PROBLEM DETAILS:
Leaving the pictures aside, transcribe every line below exactly.

┄┄┄┄┄┄┄┄┄┄

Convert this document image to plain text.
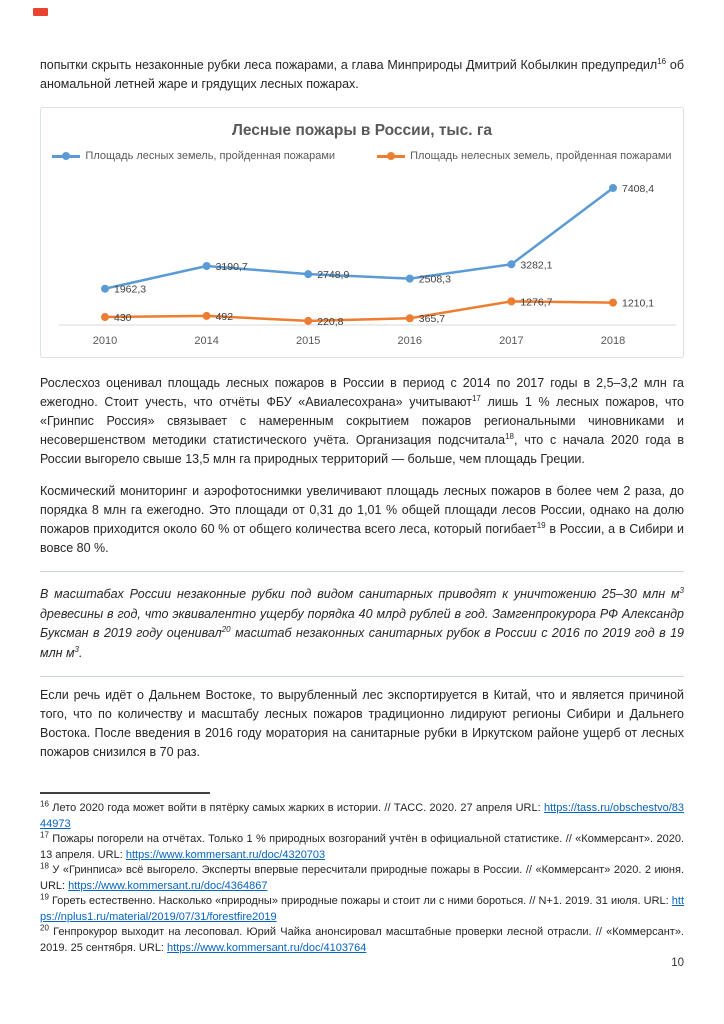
попытки скрыть незаконные рубки леса пожарами, а глава Минприроды Дмитрий Кобылкин предупредил$^{16}$ об аномальной летней жаре и грядущих лесных пожарах.

Лесные пожары в России, тыс. га
Площадь лесных земель, пройденная пожарами	Площадь нелесных земель, пройденная пожарами
2010	2014	2015	2016	2017	2018
1962,3
3190,7
2748,9	2508,3
3282,1
7408,4
430	492	220,8	365,7
1276,7	1210,1

Рослесхоз оценивал площадь лесных пожаров в России в период с 2014 по 2017 годы в 2,5–3,2 млн га ежегодно. Стоит учесть, что отчёты ФБУ «Авиалесохрана» учитывают$^{17}$ лишь 1 % лесных пожаров, что «Гринпис Россия» связывает с намеренным сокрытием пожаров региональными чиновниками и несовершенством методики статистического учёта. Организация подсчитала$^{18}$, что с начала 2020 года в России выгорело свыше 13,5 млн га природных территорий — больше, чем площадь Греции.

Космический мониторинг и аэрофотоснимки увеличивают площадь лесных пожаров в более чем 2 раза, до порядка 8 млн га ежегодно. Это площади от 0,31 до 1,01 % общей площади лесов России, однако на долю пожаров приходится около 60 % от общего количества всего леса, который погибает$^{19}$ в России, а в Сибири и вовсе 80 %.

В масштабах России незаконные рубки под видом санитарных приводят к уничтожению 25–30 млн $м^3$ древесины в год, что эквивалентно ущербу порядка 40 млрд рублей в год. Замгенпрокурора РФ Александр Буксман в 2019 году оценивал$^{20}$ масштаб незаконных санитарных рубок в России с 2016 по 2019 год в 19 млн $м^3$.

Если речь идёт о Дальнем Востоке, то вырубленный лес экспортируется в Китай, что и является причиной того, что по количеству и масштабу лесных пожаров традиционно лидируют регионы Сибири и Дальнего Востока. После введения в 2016 году моратория на санитарные рубки в Иркутском районе ущерб от лесных пожаров снизился в 70 раз.

$^{16}$ Лето 2020 года может войти в пятёрку самых жарких в истории. // ТАСС. 2020. 27 апреля URL: https://tass.ru/obschestvo/8344973

$^{17}$ Пожары погорели на отчётах. Только 1 % природных возгораний учтён в официальной статистике. // «Коммерсант». 2020. 13 апреля. URL: https://www.kommersant.ru/doc/4320703

$^{18}$ У «Гринписа» всё выгорело. Эксперты впервые пересчитали природные пожары в России. // «Коммерсант» 2020. 2 июня. URL: https://www.kommersant.ru/doc/4364867

$^{19}$ Гореть естественно. Насколько «природны» природные пожары и стоит ли с ними бороться. // N+1. 2019. 31 июля. URL: https://nplus1.ru/material/2019/07/31/forestfire2019

$^{20}$ Генпрокурор выходит на лесоповал. Юрий Чайка анонсировал масштабные проверки лесной отрасли. // «Коммерсант». 2019. 25 сентября. URL: https://www.kommersant.ru/doc/4103764

10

┄┄┄┄┄┄┄┄┄┄

ANSWER FOR THIS EXERCISE:
Convert this document image to plain text.
попытки скрыть незаконные рубки леса пожарами, а глава Минприроды Дмитрий Кобылкин предупредил$^{16}$ об аномальной летней жаре и грядущих лесных пожарах.

Лесные пожары в России, тыс. га
Площадь лесных земель, пройденная пожарами	Площадь нелесных земель, пройденная пожарами
2010	2014	2015	2016	2017	2018
1962,3
3190,7
2748,9	2508,3
3282,1
7408,4
430	492	220,8	365,7
1276,7	1210,1

Рослесхоз оценивал площадь лесных пожаров в России в период с 2014 по 2017 годы в 2,5–3,2 млн га ежегодно. Стоит учесть, что отчёты ФБУ «Авиалесохрана» учитывают$^{17}$ лишь 1 % лесных пожаров, что «Гринпис Россия» связывает с намеренным сокрытием пожаров региональными чиновниками и несовершенством методики статистического учёта. Организация подсчитала$^{18}$, что с начала 2020 года в России выгорело свыше 13,5 млн га природных территорий — больше, чем площадь Греции.

Космический мониторинг и аэрофотоснимки увеличивают площадь лесных пожаров в более чем 2 раза, до порядка 8 млн га ежегодно. Это площади от 0,31 до 1,01 % общей площади лесов России, однако на долю пожаров приходится около 60 % от общего количества всего леса, который погибает$^{19}$ в России, а в Сибири и вовсе 80 %.

В масштабах России незаконные рубки под видом санитарных приводят к уничтожению 25–30 млн $м^3$ древесины в год, что эквивалентно ущербу порядка 40 млрд рублей в год. Замгенпрокурора РФ Александр Буксман в 2019 году оценивал$^{20}$ масштаб незаконных санитарных рубок в России с 2016 по 2019 год в 19 млн $м^3$.

Если речь идёт о Дальнем Востоке, то вырубленный лес экспортируется в Китай, что и является причиной того, что по количеству и масштабу лесных пожаров традиционно лидируют регионы Сибири и Дальнего Востока. После введения в 2016 году моратория на санитарные рубки в Иркутском районе ущерб от лесных пожаров снизился в 70 раз.

$^{16}$ Лето 2020 года может войти в пятёрку самых жарких в истории. // ТАСС. 2020. 27 апреля URL: https://tass.ru/obschestvo/8344973

$^{17}$ Пожары погорели на отчётах. Только 1 % природных возгораний учтён в официальной статистике. // «Коммерсант». 2020. 13 апреля. URL: https://www.kommersant.ru/doc/4320703

$^{18}$ У «Гринписа» всё выгорело. Эксперты впервые пересчитали природные пожары в России. // «Коммерсант» 2020. 2 июня. URL: https://www.kommersant.ru/doc/4364867

$^{19}$ Гореть естественно. Насколько «природны» природные пожары и стоит ли с ними бороться. // N+1. 2019. 31 июля. URL: https://nplus1.ru/material/2019/07/31/forestfire2019

$^{20}$ Генпрокурор выходит на лесоповал. Юрий Чайка анонсировал масштабные проверки лесной отрасли. // «Коммерсант». 2019. 25 сентября. URL: https://www.kommersant.ru/doc/4103764

10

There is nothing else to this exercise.